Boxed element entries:

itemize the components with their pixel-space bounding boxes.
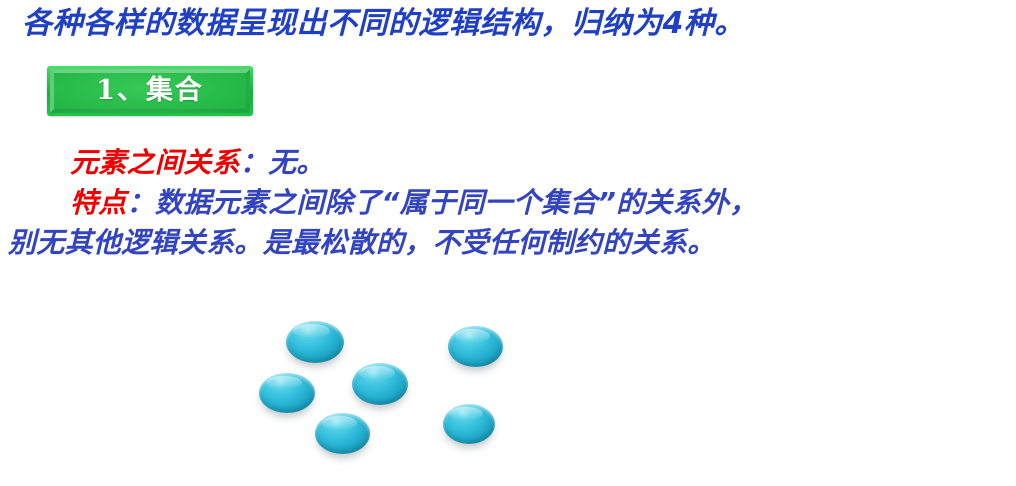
set-element-ellipse[interactable] [259, 373, 315, 413]
set-element-ellipse[interactable] [352, 363, 408, 405]
relation-line: 元素之间关系：无。 [8, 143, 1008, 183]
feature-value-part2: 别无其他逻辑关系。是最松散的，不受任何制约的关系。 [8, 226, 716, 259]
slide-canvas: 各种各样的数据呈现出不同的逻辑结构，归纳为4种。 1、集合 元素之间关系：无。 … [0, 0, 1016, 486]
relation-value: ：无。 [240, 146, 325, 179]
set-element-ellipse[interactable] [448, 326, 503, 367]
feature-line-2: 别无其他逻辑关系。是最松散的，不受任何制约的关系。 [8, 223, 1008, 263]
set-element-ellipse[interactable] [315, 413, 370, 454]
relation-label: 元素之间关系 [70, 146, 240, 179]
feature-label: 特点 [70, 186, 127, 219]
section-banner-label: 1、集合 [96, 77, 204, 104]
section-banner-inner: 1、集合 [50, 69, 250, 113]
page-title: 各种各样的数据呈现出不同的逻辑结构，归纳为4种。 [22, 4, 994, 44]
set-element-ellipse[interactable] [443, 404, 495, 444]
section-banner[interactable]: 1、集合 [47, 66, 253, 116]
body-text-block: 元素之间关系：无。 特点：数据元素之间除了“属于同一个集合”的关系外， 别无其他… [8, 143, 1008, 263]
feature-value-part1: ：数据元素之间除了“属于同一个集合”的关系外， [127, 186, 758, 219]
set-element-ellipse[interactable] [286, 321, 344, 363]
feature-line-1: 特点：数据元素之间除了“属于同一个集合”的关系外， [8, 183, 1008, 223]
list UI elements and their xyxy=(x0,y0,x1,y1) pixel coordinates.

- [What to produce]
Rewrite each line of the material above as one item in a numbered list, omitting blank lines and leaving out the pictures.

- [Finished exercise]
1. itemize the components with their pixel-space bounding boxes.
2. set-element-ellipse[interactable] [259, 373, 315, 413]
3. set-element-ellipse[interactable] [352, 363, 408, 405]
4. relation-line: 元素之间关系：无。 [8, 143, 1008, 183]
5. feature-value-part2: 别无其他逻辑关系。是最松散的，不受任何制约的关系。 [8, 226, 716, 259]
6. slide-canvas: 各种各样的数据呈现出不同的逻辑结构，归纳为4种。 1、集合 元素之间关系：无。 … [0, 0, 1016, 486]
7. relation-value: ：无。 [240, 146, 325, 179]
8. set-element-ellipse[interactable] [448, 326, 503, 367]
9. feature-line-2: 别无其他逻辑关系。是最松散的，不受任何制约的关系。 [8, 223, 1008, 263]
10. set-element-ellipse[interactable] [315, 413, 370, 454]
11. relation-label: 元素之间关系 [70, 146, 240, 179]
12. feature-label: 特点 [70, 186, 127, 219]
13. section-banner-label: 1、集合 [96, 77, 204, 104]
14. section-banner-inner: 1、集合 [50, 69, 250, 113]
15. page-title: 各种各样的数据呈现出不同的逻辑结构，归纳为4种。 [22, 4, 994, 44]
16. set-element-ellipse[interactable] [443, 404, 495, 444]
17. section-banner[interactable]: 1、集合 [47, 66, 253, 116]
18. body-text-block: 元素之间关系：无。 特点：数据元素之间除了“属于同一个集合”的关系外， 别无其他… [8, 143, 1008, 263]
19. feature-value-part1: ：数据元素之间除了“属于同一个集合”的关系外， [127, 186, 758, 219]
20. set-element-ellipse[interactable] [286, 321, 344, 363]
21. feature-line-1: 特点：数据元素之间除了“属于同一个集合”的关系外， [8, 183, 1008, 223]
22. list UI elements and their xyxy=(x0,y0,x1,y1) pixel coordinates.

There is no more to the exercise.